Directions - Work through the listing below and count the lines that hold "temukan". Answer with the number alone.

[Data entries]
■ ■ ■ ■ ■ ■ ■
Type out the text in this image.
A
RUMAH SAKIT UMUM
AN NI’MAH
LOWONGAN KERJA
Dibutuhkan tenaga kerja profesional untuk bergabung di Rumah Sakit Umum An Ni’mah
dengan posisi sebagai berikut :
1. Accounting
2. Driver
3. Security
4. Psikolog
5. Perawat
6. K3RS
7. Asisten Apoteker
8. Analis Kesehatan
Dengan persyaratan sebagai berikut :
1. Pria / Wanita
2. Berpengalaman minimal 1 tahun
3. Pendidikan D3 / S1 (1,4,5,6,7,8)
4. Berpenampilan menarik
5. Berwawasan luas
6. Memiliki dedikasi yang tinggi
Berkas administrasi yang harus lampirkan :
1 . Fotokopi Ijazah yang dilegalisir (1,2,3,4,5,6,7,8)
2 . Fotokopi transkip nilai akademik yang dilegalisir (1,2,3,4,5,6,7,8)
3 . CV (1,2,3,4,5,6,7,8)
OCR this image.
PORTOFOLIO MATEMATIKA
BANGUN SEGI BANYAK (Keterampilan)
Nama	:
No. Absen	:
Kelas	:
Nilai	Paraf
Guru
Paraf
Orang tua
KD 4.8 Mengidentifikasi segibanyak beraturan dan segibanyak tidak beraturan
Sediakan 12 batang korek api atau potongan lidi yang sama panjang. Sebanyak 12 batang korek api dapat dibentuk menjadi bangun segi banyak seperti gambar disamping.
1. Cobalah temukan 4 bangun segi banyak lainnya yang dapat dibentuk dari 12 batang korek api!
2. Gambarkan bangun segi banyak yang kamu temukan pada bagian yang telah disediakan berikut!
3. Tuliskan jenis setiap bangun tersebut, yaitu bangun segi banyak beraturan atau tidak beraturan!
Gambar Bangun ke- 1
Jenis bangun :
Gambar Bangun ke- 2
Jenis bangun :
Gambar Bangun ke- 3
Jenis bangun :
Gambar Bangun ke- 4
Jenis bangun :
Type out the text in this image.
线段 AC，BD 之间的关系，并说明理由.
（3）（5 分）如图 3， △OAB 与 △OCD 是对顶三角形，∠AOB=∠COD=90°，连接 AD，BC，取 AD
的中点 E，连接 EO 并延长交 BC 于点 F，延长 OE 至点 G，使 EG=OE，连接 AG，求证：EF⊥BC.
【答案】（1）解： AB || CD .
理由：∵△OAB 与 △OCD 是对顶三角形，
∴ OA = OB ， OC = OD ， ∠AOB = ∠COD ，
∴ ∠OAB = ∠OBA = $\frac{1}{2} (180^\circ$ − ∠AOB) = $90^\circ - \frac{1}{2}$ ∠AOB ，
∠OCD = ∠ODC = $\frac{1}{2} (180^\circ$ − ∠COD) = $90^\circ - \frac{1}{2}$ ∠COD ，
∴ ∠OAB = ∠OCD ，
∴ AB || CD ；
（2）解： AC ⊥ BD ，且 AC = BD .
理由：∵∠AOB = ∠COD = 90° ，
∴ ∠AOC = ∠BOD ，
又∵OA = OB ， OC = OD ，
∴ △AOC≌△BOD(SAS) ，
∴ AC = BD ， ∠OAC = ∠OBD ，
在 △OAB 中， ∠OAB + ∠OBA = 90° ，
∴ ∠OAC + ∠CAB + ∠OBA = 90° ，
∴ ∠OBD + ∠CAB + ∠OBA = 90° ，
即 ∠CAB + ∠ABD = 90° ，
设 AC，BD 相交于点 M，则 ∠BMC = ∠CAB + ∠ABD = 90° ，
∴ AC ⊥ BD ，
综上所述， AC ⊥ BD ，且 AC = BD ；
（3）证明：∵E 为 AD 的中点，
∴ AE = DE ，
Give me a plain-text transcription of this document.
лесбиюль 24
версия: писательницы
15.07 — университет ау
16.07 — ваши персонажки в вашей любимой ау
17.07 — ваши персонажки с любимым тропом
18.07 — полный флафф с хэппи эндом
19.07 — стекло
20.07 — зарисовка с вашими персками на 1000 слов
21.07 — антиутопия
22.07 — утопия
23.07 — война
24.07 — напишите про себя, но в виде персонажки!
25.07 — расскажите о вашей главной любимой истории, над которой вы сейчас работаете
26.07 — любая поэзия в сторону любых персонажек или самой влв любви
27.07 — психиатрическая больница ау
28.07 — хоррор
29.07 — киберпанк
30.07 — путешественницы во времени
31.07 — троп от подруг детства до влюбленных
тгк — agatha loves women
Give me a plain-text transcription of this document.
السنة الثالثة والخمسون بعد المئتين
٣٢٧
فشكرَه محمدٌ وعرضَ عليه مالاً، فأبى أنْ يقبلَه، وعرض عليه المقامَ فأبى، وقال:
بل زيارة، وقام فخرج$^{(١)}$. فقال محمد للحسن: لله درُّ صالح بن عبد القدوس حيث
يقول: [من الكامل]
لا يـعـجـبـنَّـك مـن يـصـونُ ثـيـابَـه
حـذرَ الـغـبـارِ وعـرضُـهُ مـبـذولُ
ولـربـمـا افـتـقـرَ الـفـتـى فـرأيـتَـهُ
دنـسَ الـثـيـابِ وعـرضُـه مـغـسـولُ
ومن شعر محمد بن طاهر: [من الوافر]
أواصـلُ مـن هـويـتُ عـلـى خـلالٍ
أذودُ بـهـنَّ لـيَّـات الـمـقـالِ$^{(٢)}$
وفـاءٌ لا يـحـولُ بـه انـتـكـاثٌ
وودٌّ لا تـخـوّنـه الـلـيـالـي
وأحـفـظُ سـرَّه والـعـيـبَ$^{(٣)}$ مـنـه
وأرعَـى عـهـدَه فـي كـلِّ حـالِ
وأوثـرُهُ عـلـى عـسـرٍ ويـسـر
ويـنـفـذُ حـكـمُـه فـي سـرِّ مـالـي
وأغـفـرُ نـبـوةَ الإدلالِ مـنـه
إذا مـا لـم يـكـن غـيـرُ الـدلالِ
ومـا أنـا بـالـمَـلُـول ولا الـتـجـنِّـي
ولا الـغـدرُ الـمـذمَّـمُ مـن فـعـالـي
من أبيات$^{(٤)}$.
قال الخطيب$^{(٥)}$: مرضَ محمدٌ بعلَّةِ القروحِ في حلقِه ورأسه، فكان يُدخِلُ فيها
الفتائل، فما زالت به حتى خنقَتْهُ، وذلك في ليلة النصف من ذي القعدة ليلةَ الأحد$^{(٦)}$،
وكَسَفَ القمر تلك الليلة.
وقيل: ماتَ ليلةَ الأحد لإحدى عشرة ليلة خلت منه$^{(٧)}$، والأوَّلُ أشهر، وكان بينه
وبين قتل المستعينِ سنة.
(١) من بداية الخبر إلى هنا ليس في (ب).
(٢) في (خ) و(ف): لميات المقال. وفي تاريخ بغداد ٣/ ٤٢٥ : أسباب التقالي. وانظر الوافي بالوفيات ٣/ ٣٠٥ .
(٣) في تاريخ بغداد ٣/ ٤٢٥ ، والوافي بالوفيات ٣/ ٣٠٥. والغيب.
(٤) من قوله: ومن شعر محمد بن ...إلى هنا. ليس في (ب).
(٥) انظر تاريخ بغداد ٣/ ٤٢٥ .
■ ■ ■ ■ ■ ■ ■
Correct response - 2